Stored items
------

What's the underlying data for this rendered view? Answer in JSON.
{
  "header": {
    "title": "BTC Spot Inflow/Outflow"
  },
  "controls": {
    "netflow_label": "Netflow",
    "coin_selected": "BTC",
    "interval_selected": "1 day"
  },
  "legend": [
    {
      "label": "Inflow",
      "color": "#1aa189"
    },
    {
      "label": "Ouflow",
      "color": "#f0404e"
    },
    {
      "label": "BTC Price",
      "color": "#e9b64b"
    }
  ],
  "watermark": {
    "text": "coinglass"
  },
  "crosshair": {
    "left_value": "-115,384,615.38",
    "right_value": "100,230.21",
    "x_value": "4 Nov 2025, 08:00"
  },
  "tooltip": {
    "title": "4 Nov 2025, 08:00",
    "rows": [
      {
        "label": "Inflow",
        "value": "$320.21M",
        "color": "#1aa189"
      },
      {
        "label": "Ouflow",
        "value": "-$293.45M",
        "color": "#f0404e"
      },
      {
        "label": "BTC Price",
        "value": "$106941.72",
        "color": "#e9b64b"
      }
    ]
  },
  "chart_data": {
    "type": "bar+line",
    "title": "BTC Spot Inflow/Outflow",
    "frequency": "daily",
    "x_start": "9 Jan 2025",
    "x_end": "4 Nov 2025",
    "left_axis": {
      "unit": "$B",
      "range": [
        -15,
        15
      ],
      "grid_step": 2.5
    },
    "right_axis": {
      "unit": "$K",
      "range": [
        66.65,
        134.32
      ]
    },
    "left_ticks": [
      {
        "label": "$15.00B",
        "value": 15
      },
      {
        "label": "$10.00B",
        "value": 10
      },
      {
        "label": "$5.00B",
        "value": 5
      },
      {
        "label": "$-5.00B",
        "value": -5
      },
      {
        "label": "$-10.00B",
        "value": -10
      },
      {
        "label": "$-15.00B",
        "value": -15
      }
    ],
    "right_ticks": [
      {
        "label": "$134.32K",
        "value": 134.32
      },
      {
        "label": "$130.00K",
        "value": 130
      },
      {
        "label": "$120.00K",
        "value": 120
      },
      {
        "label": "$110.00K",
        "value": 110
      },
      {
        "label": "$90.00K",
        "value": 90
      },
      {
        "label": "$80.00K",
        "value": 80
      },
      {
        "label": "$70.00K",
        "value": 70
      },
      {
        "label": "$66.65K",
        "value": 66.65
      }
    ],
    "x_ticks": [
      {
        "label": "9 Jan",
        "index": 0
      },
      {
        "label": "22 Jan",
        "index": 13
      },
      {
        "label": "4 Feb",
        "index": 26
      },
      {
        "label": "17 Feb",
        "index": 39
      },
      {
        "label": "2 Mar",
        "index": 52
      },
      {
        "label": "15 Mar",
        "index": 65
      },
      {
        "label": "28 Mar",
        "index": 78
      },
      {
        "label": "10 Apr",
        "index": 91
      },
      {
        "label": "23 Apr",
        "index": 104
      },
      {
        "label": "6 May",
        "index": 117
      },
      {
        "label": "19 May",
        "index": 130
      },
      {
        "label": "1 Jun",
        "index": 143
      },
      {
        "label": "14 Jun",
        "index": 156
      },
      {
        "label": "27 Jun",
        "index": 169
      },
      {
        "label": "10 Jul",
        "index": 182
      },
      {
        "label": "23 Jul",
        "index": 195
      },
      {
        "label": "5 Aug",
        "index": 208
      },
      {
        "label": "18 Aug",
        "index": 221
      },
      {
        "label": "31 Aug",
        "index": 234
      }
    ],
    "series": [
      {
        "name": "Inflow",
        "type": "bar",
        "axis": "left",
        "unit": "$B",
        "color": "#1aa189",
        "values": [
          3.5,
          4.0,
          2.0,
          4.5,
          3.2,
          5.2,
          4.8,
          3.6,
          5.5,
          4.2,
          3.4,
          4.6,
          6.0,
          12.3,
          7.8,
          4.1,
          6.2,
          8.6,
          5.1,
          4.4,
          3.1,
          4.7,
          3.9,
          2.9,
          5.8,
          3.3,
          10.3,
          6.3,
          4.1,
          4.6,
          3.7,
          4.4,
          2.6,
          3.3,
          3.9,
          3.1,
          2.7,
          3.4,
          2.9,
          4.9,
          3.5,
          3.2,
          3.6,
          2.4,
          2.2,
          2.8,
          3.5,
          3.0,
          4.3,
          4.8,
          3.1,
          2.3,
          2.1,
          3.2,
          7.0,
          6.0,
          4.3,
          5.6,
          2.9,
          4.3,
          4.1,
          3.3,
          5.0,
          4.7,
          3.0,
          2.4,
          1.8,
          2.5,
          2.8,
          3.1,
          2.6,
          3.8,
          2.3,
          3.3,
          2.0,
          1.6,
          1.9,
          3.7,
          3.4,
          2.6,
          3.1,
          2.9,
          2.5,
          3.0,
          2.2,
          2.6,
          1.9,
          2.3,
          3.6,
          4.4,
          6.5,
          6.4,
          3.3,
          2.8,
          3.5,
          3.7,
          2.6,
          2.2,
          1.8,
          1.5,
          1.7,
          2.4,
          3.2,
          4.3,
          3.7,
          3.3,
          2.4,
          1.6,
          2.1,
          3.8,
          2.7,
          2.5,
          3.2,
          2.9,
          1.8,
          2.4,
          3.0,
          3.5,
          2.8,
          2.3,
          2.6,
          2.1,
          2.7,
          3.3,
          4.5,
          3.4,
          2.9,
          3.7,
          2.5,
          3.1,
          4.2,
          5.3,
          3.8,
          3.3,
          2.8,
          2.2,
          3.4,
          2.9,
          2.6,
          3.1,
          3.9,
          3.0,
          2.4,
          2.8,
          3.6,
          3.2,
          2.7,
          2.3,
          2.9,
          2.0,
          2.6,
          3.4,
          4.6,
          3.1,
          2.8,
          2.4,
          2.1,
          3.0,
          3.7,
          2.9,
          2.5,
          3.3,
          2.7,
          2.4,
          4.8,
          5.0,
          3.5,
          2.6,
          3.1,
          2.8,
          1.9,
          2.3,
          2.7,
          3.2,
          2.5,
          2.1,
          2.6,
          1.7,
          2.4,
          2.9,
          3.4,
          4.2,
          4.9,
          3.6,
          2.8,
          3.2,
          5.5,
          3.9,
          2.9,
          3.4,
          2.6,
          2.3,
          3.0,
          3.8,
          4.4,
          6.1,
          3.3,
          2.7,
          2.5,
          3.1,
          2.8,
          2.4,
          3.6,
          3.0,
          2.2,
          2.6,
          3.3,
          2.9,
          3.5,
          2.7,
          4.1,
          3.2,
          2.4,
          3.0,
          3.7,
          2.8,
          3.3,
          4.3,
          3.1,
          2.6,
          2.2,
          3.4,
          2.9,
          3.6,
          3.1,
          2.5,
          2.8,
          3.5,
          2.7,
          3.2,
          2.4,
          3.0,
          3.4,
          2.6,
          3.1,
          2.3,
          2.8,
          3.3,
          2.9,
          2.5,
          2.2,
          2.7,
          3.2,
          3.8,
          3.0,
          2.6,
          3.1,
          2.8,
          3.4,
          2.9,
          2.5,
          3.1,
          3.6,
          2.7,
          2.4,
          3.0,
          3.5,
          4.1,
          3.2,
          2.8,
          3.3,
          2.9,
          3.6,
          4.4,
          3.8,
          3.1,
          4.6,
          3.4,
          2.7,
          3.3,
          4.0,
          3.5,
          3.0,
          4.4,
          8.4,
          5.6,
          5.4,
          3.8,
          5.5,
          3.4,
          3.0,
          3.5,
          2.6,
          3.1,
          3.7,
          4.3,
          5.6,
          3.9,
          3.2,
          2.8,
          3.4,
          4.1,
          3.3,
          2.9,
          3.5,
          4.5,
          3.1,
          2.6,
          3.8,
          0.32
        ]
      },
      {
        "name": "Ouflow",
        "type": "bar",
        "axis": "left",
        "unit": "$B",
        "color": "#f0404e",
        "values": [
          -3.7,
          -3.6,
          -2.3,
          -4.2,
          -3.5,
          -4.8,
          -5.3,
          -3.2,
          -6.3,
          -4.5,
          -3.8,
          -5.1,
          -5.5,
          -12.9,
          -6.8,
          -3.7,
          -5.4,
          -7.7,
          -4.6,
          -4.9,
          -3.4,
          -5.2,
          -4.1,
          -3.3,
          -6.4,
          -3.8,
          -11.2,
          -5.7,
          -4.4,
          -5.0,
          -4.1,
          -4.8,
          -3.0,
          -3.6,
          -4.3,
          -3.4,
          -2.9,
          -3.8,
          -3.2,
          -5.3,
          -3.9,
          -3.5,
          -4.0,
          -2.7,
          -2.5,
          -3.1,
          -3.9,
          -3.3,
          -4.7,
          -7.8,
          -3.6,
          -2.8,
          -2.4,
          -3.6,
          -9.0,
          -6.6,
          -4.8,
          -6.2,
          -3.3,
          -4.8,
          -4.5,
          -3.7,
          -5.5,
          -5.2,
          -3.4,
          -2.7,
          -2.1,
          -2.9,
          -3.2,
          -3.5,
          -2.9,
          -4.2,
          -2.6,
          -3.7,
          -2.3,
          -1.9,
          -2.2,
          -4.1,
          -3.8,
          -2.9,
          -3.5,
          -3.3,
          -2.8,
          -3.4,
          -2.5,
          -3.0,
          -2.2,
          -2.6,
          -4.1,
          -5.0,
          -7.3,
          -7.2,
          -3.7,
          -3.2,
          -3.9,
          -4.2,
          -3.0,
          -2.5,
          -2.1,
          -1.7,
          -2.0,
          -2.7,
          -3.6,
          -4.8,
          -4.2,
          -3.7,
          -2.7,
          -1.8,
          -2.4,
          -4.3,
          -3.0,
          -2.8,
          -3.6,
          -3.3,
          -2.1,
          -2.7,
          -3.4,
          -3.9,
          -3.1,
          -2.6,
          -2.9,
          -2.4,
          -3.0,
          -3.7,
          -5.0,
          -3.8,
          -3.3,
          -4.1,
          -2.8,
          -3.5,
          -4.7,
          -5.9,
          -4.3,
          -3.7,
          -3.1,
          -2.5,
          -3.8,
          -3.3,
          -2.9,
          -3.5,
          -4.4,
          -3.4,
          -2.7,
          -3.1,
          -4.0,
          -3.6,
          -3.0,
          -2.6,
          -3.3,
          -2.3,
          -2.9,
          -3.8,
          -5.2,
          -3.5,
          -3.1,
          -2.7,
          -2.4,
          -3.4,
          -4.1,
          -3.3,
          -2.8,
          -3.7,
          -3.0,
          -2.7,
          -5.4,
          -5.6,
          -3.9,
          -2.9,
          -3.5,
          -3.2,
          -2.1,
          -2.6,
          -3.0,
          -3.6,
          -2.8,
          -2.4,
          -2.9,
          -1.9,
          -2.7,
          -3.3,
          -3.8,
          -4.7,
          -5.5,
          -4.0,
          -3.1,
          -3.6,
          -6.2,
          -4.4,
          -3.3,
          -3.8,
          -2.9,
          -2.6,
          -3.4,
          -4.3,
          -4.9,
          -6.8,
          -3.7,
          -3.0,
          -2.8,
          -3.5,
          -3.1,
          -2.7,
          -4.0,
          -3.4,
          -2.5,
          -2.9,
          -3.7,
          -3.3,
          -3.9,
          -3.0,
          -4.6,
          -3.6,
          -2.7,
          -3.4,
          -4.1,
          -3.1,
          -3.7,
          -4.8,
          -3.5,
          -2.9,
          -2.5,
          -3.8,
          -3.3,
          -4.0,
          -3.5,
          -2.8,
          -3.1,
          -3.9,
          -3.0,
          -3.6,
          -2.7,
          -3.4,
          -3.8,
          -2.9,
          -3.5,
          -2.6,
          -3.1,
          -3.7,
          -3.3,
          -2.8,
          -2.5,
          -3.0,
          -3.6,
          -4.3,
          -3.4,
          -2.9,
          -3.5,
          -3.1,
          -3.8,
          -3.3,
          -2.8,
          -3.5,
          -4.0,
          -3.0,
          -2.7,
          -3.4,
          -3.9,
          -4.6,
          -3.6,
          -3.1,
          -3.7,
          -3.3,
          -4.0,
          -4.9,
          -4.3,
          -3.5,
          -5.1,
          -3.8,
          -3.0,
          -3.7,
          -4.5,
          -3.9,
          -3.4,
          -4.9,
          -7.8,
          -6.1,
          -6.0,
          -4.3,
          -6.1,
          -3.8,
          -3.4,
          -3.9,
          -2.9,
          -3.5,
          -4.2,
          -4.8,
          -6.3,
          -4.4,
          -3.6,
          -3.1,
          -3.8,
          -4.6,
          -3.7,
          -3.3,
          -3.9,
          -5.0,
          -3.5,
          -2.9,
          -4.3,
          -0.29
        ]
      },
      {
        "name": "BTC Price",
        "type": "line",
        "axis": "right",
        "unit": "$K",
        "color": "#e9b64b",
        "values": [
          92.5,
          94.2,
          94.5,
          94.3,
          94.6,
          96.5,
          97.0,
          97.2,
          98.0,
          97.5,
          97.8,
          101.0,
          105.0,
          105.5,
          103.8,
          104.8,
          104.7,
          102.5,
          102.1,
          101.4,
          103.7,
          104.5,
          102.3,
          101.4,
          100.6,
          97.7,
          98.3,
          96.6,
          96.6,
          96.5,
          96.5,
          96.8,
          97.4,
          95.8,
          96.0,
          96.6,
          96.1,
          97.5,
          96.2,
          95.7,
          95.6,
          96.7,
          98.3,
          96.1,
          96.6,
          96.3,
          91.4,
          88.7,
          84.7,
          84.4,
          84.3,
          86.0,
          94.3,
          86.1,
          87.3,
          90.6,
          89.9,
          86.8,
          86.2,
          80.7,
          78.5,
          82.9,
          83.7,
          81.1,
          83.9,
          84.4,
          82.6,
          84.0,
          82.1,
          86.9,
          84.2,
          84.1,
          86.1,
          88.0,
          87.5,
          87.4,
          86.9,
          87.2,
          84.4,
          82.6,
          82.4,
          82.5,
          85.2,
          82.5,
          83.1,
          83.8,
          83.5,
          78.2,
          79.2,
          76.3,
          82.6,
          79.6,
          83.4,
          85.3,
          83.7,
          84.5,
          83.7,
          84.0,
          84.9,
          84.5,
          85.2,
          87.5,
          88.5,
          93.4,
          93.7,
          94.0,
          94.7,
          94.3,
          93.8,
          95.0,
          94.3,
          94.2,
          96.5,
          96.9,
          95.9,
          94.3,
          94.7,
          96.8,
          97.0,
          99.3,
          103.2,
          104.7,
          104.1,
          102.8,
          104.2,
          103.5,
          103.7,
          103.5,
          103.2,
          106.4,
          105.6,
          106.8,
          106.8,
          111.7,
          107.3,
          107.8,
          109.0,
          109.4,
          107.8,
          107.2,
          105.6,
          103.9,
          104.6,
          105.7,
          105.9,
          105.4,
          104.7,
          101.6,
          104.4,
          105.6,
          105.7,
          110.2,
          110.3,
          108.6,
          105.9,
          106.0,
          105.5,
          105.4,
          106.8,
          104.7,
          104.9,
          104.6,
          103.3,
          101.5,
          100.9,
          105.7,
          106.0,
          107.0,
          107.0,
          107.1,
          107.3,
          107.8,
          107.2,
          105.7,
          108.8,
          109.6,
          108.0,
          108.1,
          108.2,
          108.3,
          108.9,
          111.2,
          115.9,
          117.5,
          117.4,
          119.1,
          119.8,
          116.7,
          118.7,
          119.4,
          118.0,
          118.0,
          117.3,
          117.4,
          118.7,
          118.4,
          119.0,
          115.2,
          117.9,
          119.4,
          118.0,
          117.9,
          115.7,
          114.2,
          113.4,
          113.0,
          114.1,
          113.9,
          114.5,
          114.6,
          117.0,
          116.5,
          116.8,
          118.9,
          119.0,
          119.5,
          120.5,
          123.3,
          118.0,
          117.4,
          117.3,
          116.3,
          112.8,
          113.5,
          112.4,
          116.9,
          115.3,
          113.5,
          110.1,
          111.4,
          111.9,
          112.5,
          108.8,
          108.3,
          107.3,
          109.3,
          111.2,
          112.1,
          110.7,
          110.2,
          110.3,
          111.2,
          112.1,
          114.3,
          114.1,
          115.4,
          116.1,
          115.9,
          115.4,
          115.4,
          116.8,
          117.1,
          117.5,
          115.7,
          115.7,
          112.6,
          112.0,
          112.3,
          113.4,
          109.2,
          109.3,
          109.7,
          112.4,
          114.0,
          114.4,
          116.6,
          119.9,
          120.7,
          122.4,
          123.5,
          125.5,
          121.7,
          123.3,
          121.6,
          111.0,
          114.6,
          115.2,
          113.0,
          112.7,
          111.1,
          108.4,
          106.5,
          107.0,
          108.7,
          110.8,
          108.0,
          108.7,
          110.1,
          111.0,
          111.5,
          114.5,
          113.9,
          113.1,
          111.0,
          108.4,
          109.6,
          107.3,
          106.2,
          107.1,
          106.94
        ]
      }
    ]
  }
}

------

### Short task
Pull every line containing "type" from the material above.

### Response to this exercise
    "type": "bar+line",
        "type": "bar",
        "type": "bar",
        "type": "line",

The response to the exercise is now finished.